**REQUIREMENT:**
Your job is to restate each entry word for word.

[Saved data entries]
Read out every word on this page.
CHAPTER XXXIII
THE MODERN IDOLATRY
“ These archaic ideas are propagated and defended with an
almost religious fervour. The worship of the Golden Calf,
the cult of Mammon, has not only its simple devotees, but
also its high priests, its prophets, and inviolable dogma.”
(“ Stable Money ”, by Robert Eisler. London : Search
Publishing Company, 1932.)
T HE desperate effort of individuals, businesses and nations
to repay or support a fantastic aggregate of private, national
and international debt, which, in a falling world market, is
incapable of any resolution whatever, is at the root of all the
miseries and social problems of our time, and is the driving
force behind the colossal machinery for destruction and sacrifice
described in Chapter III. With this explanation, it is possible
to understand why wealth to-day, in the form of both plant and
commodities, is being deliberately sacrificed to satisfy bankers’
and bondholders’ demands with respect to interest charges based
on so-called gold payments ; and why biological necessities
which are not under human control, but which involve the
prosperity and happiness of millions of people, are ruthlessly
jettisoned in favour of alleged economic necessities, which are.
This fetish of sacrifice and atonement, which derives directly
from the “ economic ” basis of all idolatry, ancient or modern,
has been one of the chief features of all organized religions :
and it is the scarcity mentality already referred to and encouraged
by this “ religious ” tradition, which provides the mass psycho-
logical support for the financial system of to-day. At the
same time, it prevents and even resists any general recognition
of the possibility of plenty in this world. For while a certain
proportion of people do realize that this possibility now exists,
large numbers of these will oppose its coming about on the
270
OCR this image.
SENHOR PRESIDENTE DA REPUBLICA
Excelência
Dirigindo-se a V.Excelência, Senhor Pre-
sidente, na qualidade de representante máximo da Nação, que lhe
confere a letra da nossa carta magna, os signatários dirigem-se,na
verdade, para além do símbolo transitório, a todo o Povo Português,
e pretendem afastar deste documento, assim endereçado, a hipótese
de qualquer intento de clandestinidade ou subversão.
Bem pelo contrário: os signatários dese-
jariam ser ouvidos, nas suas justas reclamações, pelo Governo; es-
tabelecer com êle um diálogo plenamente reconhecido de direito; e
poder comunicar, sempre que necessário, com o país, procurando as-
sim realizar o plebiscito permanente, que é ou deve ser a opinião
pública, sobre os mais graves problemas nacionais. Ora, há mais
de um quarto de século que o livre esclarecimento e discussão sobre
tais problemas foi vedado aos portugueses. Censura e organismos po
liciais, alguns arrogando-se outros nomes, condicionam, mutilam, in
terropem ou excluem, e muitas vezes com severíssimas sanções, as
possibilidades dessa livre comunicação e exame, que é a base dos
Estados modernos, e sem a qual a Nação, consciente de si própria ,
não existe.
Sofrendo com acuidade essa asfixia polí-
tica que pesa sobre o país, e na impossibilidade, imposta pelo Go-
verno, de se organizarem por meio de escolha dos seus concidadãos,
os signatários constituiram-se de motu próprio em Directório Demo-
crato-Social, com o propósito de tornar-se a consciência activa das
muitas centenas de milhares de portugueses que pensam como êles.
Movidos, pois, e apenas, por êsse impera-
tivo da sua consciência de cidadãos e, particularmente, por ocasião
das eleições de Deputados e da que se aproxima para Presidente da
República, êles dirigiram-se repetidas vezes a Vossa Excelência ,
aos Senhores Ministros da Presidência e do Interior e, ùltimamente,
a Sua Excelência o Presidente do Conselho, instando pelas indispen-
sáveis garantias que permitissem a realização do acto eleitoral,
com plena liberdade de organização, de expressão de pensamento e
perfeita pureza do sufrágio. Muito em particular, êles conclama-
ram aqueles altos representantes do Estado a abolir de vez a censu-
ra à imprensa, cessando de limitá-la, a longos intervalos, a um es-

**EXERCISE SOLUTION:**
Read out every word on this page.
CHAPTER XXXIII
THE MODERN IDOLATRY
“ These archaic ideas are propagated and defended with an
almost religious fervour. The worship of the Golden Calf,
the cult of Mammon, has not only its simple devotees, but
also its high priests, its prophets, and inviolable dogma.”
(“ Stable Money ”, by Robert Eisler. London : Search
Publishing Company, 1932.)
T HE desperate effort of individuals, businesses and nations
to repay or support a fantastic aggregate of private, national
and international debt, which, in a falling world market, is
incapable of any resolution whatever, is at the root of all the
miseries and social problems of our time, and is the driving
force behind the colossal machinery for destruction and sacrifice
described in Chapter III. With this explanation, it is possible
to understand why wealth to-day, in the form of both plant and
commodities, is being deliberately sacrificed to satisfy bankers’
and bondholders’ demands with respect to interest charges based
on so-called gold payments ; and why biological necessities
which are not under human control, but which involve the
prosperity and happiness of millions of people, are ruthlessly
jettisoned in favour of alleged economic necessities, which are.
This fetish of sacrifice and atonement, which derives directly
from the “ economic ” basis of all idolatry, ancient or modern,
has been one of the chief features of all organized religions :
and it is the scarcity mentality already referred to and encouraged
by this “ religious ” tradition, which provides the mass psycho-
logical support for the financial system of to-day. At the
same time, it prevents and even resists any general recognition
of the possibility of plenty in this world. For while a certain
proportion of people do realize that this possibility now exists,
large numbers of these will oppose its coming about on the
270
OCR this image.
SENHOR PRESIDENTE DA REPUBLICA
Excelência
Dirigindo-se a V.Excelência, Senhor Pre-
sidente, na qualidade de representante máximo da Nação, que lhe
confere a letra da nossa carta magna, os signatários dirigem-se,na
verdade, para além do símbolo transitório, a todo o Povo Português,
e pretendem afastar deste documento, assim endereçado, a hipótese
de qualquer intento de clandestinidade ou subversão.
Bem pelo contrário: os signatários dese-
jariam ser ouvidos, nas suas justas reclamações, pelo Governo; es-
tabelecer com êle um diálogo plenamente reconhecido de direito; e
poder comunicar, sempre que necessário, com o país, procurando as-
sim realizar o plebiscito permanente, que é ou deve ser a opinião
pública, sobre os mais graves problemas nacionais. Ora, há mais
de um quarto de século que o livre esclarecimento e discussão sobre
tais problemas foi vedado aos portugueses. Censura e organismos po
liciais, alguns arrogando-se outros nomes, condicionam, mutilam, in
terropem ou excluem, e muitas vezes com severíssimas sanções, as
possibilidades dessa livre comunicação e exame, que é a base dos
Estados modernos, e sem a qual a Nação, consciente de si própria ,
não existe.
Sofrendo com acuidade essa asfixia polí-
tica que pesa sobre o país, e na impossibilidade, imposta pelo Go-
verno, de se organizarem por meio de escolha dos seus concidadãos,
os signatários constituiram-se de motu próprio em Directório Demo-
crato-Social, com o propósito de tornar-se a consciência activa das
muitas centenas de milhares de portugueses que pensam como êles.
Movidos, pois, e apenas, por êsse impera-
tivo da sua consciência de cidadãos e, particularmente, por ocasião
das eleições de Deputados e da que se aproxima para Presidente da
República, êles dirigiram-se repetidas vezes a Vossa Excelência ,
aos Senhores Ministros da Presidência e do Interior e, ùltimamente,
a Sua Excelência o Presidente do Conselho, instando pelas indispen-
sáveis garantias que permitissem a realização do acto eleitoral,
com plena liberdade de organização, de expressão de pensamento e
perfeita pureza do sufrágio. Muito em particular, êles conclama-
ram aqueles altos representantes do Estado a abolir de vez a censu-
ra à imprensa, cessando de limitá-la, a longos intervalos, a um es-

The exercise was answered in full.